• Stated problem:
Every line holding the string "Franklin" should be gathered.
>> START Task data
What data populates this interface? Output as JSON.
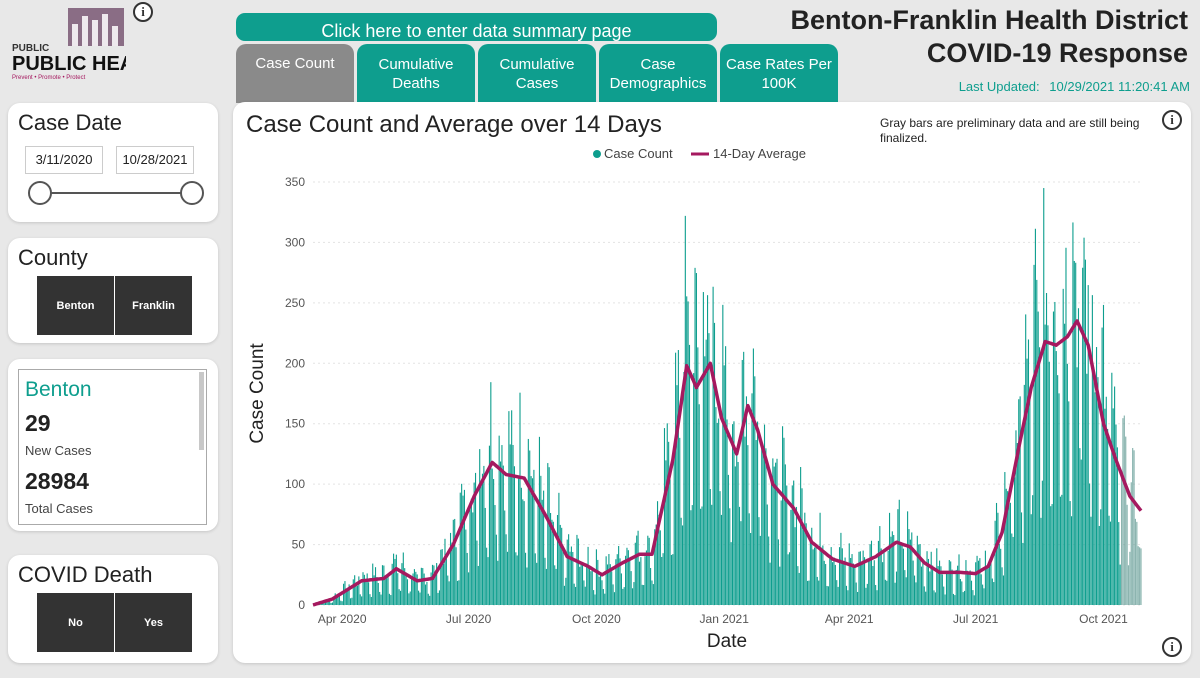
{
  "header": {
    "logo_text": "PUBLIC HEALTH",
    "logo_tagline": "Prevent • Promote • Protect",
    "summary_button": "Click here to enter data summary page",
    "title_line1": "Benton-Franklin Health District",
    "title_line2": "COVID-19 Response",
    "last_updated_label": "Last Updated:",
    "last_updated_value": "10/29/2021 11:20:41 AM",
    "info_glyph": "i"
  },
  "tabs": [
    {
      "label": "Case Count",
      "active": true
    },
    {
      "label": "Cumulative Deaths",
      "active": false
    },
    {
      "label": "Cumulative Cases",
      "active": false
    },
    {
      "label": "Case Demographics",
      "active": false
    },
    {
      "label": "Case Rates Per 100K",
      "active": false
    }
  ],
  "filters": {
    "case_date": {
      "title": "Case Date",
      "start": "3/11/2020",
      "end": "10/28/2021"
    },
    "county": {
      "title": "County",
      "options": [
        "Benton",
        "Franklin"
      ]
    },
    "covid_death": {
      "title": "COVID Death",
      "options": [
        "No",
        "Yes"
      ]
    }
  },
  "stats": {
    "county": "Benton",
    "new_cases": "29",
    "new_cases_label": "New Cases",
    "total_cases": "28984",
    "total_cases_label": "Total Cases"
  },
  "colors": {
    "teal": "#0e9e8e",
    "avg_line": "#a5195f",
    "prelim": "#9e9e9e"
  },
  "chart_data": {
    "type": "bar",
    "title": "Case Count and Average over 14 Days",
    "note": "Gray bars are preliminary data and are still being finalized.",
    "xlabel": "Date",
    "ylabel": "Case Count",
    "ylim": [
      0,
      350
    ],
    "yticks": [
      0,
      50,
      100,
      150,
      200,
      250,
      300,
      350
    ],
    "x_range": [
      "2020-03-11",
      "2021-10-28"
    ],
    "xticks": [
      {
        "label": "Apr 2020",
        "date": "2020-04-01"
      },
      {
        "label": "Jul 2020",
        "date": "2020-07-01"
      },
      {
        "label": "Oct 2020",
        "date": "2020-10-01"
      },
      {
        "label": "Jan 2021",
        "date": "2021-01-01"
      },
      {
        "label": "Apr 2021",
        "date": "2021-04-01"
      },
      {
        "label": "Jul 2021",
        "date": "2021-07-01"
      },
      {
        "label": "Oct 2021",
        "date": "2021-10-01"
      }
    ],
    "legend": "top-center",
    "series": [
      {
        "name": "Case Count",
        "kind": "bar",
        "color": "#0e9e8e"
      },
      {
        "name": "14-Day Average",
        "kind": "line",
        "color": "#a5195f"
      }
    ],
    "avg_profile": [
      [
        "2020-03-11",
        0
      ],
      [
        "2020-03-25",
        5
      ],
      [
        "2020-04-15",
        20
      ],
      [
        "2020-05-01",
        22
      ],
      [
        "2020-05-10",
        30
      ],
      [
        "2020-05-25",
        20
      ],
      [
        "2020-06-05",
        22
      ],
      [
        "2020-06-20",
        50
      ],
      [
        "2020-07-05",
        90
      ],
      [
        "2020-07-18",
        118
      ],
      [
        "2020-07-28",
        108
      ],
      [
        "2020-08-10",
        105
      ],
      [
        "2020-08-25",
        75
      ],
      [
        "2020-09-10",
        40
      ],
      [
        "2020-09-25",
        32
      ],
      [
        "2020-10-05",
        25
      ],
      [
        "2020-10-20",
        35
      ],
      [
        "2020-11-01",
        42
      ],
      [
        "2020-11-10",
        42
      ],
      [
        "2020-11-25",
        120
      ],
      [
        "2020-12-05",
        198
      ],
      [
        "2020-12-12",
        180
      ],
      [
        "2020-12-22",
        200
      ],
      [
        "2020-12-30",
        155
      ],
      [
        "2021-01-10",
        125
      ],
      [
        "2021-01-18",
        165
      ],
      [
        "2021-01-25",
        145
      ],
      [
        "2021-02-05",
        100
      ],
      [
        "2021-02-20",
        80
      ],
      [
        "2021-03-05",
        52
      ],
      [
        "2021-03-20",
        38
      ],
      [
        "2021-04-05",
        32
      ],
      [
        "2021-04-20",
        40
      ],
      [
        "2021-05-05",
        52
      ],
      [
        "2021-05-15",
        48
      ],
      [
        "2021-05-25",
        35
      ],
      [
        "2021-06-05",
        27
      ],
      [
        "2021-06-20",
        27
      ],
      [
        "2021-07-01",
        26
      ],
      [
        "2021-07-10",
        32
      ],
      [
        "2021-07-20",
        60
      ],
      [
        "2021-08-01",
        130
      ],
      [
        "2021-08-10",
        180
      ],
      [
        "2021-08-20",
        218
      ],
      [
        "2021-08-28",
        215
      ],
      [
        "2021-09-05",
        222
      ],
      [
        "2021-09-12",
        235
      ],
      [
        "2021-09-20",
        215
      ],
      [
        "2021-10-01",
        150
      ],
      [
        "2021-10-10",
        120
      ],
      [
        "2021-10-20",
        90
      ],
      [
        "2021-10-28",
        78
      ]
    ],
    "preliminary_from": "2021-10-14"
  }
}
>> END Task data
>> START Task data
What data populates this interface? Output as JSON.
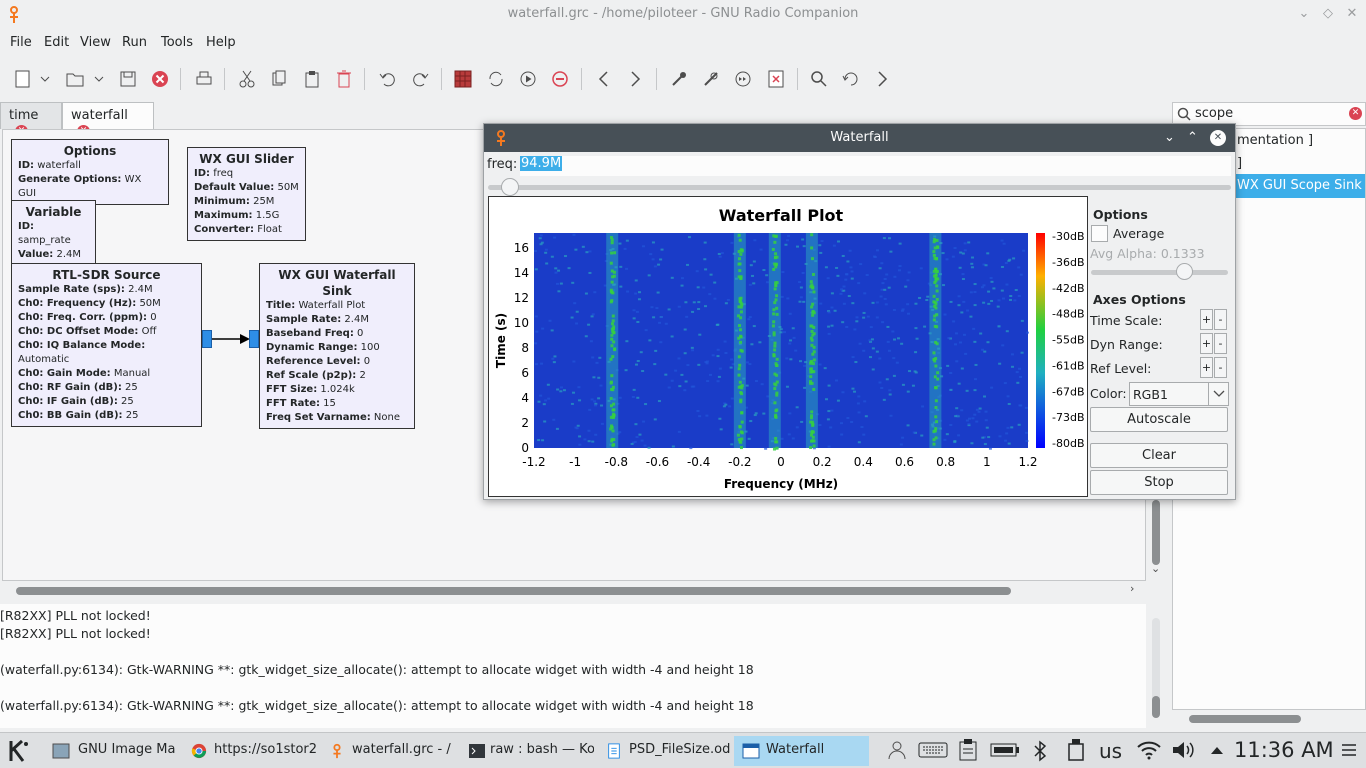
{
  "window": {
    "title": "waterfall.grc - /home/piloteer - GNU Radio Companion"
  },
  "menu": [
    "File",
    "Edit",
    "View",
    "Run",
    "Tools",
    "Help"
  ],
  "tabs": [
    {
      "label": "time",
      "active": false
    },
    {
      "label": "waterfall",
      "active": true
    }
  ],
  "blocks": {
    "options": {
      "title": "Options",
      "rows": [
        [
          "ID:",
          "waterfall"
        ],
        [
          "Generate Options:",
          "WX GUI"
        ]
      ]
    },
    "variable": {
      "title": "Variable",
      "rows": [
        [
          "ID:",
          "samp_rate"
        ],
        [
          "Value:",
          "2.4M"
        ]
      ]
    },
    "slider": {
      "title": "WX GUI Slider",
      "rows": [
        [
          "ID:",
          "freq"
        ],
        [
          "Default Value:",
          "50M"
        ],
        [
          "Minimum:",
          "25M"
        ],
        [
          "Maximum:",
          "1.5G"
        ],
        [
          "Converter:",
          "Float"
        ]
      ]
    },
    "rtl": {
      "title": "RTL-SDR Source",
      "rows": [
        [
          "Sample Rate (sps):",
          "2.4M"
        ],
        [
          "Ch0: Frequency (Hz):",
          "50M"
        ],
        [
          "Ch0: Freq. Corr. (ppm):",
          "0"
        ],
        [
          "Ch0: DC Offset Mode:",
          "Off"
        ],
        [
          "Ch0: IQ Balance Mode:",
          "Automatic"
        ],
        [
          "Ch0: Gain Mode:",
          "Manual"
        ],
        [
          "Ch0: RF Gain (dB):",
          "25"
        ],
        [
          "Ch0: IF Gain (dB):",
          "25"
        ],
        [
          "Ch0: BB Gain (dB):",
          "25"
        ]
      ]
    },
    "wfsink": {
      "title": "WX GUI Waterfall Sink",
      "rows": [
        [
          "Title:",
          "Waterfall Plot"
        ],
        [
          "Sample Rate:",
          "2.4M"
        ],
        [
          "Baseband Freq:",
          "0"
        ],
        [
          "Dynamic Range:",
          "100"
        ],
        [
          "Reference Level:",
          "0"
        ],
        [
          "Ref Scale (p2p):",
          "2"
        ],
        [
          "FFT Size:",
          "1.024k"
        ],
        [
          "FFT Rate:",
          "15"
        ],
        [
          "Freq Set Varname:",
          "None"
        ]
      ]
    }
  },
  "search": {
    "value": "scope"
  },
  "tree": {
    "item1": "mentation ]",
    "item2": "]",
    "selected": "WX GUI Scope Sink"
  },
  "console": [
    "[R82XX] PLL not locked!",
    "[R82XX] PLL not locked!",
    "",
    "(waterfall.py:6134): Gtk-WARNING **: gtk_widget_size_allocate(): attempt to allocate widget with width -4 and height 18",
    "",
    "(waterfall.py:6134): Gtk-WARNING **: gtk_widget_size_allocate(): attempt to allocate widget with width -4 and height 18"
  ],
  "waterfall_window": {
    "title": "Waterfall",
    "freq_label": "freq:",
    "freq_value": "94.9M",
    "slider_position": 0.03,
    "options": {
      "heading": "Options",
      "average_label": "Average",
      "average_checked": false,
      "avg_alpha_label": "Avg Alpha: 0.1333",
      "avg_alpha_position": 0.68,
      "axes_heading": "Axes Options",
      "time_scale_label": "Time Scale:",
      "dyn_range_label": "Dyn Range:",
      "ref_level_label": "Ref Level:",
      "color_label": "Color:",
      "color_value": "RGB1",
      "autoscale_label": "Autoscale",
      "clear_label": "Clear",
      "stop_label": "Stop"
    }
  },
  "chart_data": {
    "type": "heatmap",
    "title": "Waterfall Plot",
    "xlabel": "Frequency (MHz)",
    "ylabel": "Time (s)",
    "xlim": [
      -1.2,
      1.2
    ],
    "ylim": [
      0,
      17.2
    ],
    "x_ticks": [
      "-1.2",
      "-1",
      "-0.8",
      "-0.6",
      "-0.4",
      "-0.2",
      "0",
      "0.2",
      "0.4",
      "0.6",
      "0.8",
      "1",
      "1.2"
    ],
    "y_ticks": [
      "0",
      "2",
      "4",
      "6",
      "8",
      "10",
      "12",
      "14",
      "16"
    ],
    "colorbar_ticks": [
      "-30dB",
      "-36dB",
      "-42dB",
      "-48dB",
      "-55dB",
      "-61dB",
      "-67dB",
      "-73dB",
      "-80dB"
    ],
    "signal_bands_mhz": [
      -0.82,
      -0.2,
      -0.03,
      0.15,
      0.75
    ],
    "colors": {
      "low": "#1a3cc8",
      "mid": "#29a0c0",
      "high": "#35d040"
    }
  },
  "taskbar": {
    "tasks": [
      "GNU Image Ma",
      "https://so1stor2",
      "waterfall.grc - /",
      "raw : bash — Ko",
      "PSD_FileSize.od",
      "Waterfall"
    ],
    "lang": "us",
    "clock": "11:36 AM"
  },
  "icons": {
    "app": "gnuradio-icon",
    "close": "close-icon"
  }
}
>> END Task data
• Solution to the exercise:
    "title_line1": "Benton-Franklin Health District",
        "Franklin"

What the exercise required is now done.